START
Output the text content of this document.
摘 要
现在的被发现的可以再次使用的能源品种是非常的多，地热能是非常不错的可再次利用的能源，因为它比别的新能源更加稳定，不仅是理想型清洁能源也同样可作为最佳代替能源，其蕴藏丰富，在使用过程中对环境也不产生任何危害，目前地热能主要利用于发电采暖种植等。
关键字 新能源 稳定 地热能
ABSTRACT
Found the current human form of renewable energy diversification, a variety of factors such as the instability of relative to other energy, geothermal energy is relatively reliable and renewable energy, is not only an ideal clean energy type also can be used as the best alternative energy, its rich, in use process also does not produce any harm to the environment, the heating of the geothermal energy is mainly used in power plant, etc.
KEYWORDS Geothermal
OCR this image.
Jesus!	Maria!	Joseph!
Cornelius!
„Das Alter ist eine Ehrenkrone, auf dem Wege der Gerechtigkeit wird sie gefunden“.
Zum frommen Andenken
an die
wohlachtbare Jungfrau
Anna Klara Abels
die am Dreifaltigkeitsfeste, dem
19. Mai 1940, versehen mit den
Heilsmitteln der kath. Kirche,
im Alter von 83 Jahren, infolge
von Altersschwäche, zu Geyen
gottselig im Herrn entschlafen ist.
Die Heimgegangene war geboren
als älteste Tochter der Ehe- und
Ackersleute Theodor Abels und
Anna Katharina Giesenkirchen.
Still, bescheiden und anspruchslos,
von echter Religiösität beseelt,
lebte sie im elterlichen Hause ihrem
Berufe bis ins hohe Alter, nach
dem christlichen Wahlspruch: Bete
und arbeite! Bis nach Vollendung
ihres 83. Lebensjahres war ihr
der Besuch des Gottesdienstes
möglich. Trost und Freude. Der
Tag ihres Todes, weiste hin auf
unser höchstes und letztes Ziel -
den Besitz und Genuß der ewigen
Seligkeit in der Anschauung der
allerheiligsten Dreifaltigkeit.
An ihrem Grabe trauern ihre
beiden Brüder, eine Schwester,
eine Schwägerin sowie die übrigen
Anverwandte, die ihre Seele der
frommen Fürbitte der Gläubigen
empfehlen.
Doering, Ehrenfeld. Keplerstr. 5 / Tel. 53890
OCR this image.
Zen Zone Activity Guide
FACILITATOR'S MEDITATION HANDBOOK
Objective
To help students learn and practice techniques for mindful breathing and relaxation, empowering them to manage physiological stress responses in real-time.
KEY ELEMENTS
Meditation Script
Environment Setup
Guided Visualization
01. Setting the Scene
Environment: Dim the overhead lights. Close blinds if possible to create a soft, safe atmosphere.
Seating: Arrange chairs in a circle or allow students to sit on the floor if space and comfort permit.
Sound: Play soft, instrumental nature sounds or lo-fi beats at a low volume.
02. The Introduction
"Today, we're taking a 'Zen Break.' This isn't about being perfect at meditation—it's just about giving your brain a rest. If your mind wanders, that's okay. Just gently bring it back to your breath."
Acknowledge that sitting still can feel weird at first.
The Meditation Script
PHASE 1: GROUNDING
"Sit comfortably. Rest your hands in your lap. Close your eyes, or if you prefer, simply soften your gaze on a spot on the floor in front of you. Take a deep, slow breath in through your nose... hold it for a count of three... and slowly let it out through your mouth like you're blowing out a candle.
END
WRITTEN REQUEST
Go through the listing above and work out how many lines contain the string "Script". Reply with the number alone.

REPLY TO THE EXERCISE
2